• INSTRUCTIONS TO FOLLOW
Each record is to be transcribed exactly.

=======

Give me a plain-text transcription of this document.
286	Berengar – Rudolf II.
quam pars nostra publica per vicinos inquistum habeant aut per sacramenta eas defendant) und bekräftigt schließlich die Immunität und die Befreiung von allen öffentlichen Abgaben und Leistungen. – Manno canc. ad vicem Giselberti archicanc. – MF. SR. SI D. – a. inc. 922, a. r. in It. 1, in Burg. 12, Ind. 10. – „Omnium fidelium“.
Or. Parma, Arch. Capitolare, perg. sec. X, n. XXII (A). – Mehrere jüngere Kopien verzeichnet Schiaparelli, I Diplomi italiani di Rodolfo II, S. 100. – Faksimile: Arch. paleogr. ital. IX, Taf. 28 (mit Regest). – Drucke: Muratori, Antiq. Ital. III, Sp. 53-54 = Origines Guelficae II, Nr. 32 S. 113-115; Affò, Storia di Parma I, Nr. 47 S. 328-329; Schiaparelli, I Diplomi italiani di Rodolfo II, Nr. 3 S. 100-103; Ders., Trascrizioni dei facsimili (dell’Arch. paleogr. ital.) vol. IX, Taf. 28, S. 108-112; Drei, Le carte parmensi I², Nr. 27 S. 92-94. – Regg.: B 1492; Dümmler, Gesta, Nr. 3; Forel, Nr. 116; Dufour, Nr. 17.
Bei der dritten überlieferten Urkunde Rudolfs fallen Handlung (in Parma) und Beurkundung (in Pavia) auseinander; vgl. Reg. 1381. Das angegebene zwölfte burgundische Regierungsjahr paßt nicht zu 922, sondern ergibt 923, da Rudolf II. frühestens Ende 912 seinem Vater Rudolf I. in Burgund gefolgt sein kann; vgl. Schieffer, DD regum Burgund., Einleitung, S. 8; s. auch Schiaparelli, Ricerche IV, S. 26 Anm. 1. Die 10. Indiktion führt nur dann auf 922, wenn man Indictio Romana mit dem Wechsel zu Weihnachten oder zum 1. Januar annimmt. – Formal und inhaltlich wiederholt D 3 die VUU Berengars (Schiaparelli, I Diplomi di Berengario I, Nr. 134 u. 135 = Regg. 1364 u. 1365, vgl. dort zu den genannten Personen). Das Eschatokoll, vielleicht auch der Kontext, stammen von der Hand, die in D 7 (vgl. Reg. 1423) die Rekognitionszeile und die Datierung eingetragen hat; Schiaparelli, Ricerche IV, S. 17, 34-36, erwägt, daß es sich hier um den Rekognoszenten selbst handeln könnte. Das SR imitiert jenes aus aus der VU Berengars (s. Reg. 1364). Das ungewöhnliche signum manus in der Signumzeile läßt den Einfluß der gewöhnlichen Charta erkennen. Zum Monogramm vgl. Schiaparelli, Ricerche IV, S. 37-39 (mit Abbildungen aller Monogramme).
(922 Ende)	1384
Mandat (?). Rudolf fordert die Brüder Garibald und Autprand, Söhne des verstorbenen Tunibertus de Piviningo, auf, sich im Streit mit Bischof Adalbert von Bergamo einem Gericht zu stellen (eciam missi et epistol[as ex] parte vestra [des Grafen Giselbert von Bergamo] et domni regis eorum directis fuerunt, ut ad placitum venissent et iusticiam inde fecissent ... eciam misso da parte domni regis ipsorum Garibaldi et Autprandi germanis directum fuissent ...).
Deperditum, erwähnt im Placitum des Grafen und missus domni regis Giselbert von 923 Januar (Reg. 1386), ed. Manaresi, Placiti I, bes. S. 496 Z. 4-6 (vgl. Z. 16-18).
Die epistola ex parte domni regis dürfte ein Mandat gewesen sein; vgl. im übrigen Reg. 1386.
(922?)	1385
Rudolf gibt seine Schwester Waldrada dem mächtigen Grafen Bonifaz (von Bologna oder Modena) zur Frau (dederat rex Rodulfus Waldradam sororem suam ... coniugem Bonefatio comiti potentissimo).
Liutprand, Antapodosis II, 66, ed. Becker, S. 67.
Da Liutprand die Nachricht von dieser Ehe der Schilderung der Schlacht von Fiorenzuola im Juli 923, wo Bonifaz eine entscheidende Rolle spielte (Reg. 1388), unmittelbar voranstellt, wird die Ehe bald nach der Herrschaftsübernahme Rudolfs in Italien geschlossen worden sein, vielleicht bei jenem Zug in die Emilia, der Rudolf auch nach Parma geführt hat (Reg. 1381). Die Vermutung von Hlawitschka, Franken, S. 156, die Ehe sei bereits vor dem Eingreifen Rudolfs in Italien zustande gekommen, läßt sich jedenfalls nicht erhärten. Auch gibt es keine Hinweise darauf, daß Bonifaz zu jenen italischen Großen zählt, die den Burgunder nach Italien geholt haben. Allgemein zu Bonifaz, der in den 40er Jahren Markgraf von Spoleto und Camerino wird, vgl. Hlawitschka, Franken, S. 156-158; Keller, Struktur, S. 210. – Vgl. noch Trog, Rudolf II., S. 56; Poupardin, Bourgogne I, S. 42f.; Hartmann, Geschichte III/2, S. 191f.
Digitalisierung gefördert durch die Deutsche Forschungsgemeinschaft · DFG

=======

• ANSWER TO THIS TASK
Give me a plain-text transcription of this document.
286	Berengar – Rudolf II.
quam pars nostra publica per vicinos inquistum habeant aut per sacramenta eas defendant) und bekräftigt schließlich die Immunität und die Befreiung von allen öffentlichen Abgaben und Leistungen. – Manno canc. ad vicem Giselberti archicanc. – MF. SR. SI D. – a. inc. 922, a. r. in It. 1, in Burg. 12, Ind. 10. – „Omnium fidelium“.
Or. Parma, Arch. Capitolare, perg. sec. X, n. XXII (A). – Mehrere jüngere Kopien verzeichnet Schiaparelli, I Diplomi italiani di Rodolfo II, S. 100. – Faksimile: Arch. paleogr. ital. IX, Taf. 28 (mit Regest). – Drucke: Muratori, Antiq. Ital. III, Sp. 53-54 = Origines Guelficae II, Nr. 32 S. 113-115; Affò, Storia di Parma I, Nr. 47 S. 328-329; Schiaparelli, I Diplomi italiani di Rodolfo II, Nr. 3 S. 100-103; Ders., Trascrizioni dei facsimili (dell’Arch. paleogr. ital.) vol. IX, Taf. 28, S. 108-112; Drei, Le carte parmensi I², Nr. 27 S. 92-94. – Regg.: B 1492; Dümmler, Gesta, Nr. 3; Forel, Nr. 116; Dufour, Nr. 17.
Bei der dritten überlieferten Urkunde Rudolfs fallen Handlung (in Parma) und Beurkundung (in Pavia) auseinander; vgl. Reg. 1381. Das angegebene zwölfte burgundische Regierungsjahr paßt nicht zu 922, sondern ergibt 923, da Rudolf II. frühestens Ende 912 seinem Vater Rudolf I. in Burgund gefolgt sein kann; vgl. Schieffer, DD regum Burgund., Einleitung, S. 8; s. auch Schiaparelli, Ricerche IV, S. 26 Anm. 1. Die 10. Indiktion führt nur dann auf 922, wenn man Indictio Romana mit dem Wechsel zu Weihnachten oder zum 1. Januar annimmt. – Formal und inhaltlich wiederholt D 3 die VUU Berengars (Schiaparelli, I Diplomi di Berengario I, Nr. 134 u. 135 = Regg. 1364 u. 1365, vgl. dort zu den genannten Personen). Das Eschatokoll, vielleicht auch der Kontext, stammen von der Hand, die in D 7 (vgl. Reg. 1423) die Rekognitionszeile und die Datierung eingetragen hat; Schiaparelli, Ricerche IV, S. 17, 34-36, erwägt, daß es sich hier um den Rekognoszenten selbst handeln könnte. Das SR imitiert jenes aus aus der VU Berengars (s. Reg. 1364). Das ungewöhnliche signum manus in der Signumzeile läßt den Einfluß der gewöhnlichen Charta erkennen. Zum Monogramm vgl. Schiaparelli, Ricerche IV, S. 37-39 (mit Abbildungen aller Monogramme).
(922 Ende)	1384
Mandat (?). Rudolf fordert die Brüder Garibald und Autprand, Söhne des verstorbenen Tunibertus de Piviningo, auf, sich im Streit mit Bischof Adalbert von Bergamo einem Gericht zu stellen (eciam missi et epistol[as ex] parte vestra [des Grafen Giselbert von Bergamo] et domni regis eorum directis fuerunt, ut ad placitum venissent et iusticiam inde fecissent ... eciam misso da parte domni regis ipsorum Garibaldi et Autprandi germanis directum fuissent ...).
Deperditum, erwähnt im Placitum des Grafen und missus domni regis Giselbert von 923 Januar (Reg. 1386), ed. Manaresi, Placiti I, bes. S. 496 Z. 4-6 (vgl. Z. 16-18).
Die epistola ex parte domni regis dürfte ein Mandat gewesen sein; vgl. im übrigen Reg. 1386.
(922?)	1385
Rudolf gibt seine Schwester Waldrada dem mächtigen Grafen Bonifaz (von Bologna oder Modena) zur Frau (dederat rex Rodulfus Waldradam sororem suam ... coniugem Bonefatio comiti potentissimo).
Liutprand, Antapodosis II, 66, ed. Becker, S. 67.
Da Liutprand die Nachricht von dieser Ehe der Schilderung der Schlacht von Fiorenzuola im Juli 923, wo Bonifaz eine entscheidende Rolle spielte (Reg. 1388), unmittelbar voranstellt, wird die Ehe bald nach der Herrschaftsübernahme Rudolfs in Italien geschlossen worden sein, vielleicht bei jenem Zug in die Emilia, der Rudolf auch nach Parma geführt hat (Reg. 1381). Die Vermutung von Hlawitschka, Franken, S. 156, die Ehe sei bereits vor dem Eingreifen Rudolfs in Italien zustande gekommen, läßt sich jedenfalls nicht erhärten. Auch gibt es keine Hinweise darauf, daß Bonifaz zu jenen italischen Großen zählt, die den Burgunder nach Italien geholt haben. Allgemein zu Bonifaz, der in den 40er Jahren Markgraf von Spoleto und Camerino wird, vgl. Hlawitschka, Franken, S. 156-158; Keller, Struktur, S. 210. – Vgl. noch Trog, Rudolf II., S. 56; Poupardin, Bourgogne I, S. 42f.; Hartmann, Geschichte III/2, S. 191f.
Digitalisierung gefördert durch die Deutsche Forschungsgemeinschaft · DFG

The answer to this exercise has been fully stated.